Search the listing below for the word "screenshot" and copy each line that holds it.

====== EXERCISE DATA

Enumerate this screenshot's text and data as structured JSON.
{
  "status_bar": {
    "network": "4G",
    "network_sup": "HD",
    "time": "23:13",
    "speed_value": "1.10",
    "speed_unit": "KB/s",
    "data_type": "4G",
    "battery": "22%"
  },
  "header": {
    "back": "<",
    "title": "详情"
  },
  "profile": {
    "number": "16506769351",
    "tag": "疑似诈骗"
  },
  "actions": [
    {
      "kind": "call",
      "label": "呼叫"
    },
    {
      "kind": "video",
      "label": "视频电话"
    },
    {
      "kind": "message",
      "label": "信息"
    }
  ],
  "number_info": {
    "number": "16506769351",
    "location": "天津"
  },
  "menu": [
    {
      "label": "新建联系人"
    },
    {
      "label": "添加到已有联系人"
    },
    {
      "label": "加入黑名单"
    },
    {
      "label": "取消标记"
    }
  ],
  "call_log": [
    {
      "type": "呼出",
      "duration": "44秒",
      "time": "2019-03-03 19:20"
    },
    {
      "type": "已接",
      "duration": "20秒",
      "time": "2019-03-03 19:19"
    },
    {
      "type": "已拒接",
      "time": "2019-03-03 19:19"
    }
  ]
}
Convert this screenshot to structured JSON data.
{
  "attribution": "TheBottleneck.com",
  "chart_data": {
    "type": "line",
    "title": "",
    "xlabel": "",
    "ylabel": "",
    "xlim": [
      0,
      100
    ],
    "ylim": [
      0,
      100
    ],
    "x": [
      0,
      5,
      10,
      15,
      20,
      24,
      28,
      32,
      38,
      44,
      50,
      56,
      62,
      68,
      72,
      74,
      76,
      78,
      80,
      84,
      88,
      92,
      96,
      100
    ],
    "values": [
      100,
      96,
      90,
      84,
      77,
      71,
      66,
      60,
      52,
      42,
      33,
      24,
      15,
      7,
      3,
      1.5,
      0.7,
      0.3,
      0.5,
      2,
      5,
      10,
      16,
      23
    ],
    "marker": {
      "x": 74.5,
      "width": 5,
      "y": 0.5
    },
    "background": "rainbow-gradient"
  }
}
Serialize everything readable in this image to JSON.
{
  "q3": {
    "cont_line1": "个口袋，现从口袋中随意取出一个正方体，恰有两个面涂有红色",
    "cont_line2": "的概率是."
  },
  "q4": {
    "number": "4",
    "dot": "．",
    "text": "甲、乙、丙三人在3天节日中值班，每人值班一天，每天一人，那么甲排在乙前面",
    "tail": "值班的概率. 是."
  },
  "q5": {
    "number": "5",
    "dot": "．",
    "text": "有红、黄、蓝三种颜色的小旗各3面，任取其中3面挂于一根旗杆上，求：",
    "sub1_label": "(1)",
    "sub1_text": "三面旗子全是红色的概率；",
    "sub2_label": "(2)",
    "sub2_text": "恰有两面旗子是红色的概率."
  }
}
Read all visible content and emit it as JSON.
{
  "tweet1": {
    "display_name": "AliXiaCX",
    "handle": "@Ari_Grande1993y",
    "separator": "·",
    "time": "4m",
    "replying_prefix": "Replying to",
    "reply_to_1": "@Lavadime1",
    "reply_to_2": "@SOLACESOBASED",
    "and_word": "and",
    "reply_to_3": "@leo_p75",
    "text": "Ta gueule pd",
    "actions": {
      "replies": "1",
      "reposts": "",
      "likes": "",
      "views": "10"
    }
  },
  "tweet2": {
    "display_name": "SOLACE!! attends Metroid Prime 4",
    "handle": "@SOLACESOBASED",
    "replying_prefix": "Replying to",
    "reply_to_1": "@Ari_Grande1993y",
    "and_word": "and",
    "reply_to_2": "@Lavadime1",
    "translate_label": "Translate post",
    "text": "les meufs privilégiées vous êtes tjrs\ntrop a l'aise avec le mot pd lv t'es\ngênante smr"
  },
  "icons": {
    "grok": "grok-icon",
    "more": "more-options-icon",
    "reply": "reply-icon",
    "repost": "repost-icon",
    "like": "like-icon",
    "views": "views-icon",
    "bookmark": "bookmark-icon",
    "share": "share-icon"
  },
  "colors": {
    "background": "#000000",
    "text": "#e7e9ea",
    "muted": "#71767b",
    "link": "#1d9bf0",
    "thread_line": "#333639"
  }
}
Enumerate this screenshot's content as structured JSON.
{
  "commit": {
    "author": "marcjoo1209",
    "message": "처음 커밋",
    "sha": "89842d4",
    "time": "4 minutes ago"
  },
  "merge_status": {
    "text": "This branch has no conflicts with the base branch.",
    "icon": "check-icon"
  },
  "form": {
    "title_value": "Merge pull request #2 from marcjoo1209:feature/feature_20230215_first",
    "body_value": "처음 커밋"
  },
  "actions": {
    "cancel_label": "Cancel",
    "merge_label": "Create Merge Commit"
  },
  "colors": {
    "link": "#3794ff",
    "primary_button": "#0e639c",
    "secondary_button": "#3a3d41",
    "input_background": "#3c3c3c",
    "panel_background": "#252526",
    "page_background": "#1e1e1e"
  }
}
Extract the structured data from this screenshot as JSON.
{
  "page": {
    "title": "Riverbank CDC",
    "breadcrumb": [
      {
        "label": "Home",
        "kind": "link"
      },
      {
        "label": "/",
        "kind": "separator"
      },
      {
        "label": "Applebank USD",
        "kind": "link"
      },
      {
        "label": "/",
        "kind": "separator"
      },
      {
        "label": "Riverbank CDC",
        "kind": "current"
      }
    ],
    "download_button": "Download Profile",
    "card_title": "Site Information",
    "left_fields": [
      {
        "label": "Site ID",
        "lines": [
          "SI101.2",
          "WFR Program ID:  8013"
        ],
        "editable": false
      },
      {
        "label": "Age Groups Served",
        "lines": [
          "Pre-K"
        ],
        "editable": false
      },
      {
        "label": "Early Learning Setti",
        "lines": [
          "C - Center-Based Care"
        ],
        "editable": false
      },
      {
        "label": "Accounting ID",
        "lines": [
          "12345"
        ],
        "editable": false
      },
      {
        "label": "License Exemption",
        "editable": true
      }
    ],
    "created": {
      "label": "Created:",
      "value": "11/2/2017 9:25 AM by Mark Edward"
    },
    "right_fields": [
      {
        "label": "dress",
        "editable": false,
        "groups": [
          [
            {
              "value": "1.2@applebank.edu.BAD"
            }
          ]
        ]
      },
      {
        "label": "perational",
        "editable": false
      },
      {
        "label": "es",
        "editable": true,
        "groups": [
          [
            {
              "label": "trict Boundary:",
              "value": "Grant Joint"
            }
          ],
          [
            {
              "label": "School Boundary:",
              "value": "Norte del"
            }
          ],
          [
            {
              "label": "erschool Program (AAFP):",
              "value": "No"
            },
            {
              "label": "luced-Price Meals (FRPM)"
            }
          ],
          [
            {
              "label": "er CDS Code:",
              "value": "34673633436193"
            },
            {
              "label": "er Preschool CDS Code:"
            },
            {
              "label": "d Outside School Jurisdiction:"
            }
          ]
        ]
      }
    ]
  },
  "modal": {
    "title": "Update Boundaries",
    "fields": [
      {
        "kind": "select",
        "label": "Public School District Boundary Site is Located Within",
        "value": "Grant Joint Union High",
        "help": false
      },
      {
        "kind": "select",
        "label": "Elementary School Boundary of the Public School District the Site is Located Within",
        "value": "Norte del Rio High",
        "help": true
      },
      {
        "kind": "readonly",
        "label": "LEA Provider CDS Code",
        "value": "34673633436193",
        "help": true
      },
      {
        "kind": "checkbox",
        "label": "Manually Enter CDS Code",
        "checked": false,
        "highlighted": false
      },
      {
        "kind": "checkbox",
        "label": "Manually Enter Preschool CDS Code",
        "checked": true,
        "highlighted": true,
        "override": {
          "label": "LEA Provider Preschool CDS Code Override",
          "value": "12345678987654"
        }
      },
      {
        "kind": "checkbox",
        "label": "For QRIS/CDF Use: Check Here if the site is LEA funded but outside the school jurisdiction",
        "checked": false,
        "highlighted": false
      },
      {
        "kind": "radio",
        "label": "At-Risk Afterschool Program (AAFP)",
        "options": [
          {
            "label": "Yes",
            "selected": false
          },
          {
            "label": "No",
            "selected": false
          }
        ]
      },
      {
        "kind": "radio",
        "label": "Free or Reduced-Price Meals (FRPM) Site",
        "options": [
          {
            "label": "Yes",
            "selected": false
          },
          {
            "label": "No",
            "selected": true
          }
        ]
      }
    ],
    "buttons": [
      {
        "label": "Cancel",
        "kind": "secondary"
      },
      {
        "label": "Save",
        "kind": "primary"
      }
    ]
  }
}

============

TASK ANSWER:
Enumerate this screenshot's text and data as structured JSON.
Convert this screenshot to structured JSON data.
Enumerate this screenshot's content as structured JSON.
Extract the structured data from this screenshot as JSON.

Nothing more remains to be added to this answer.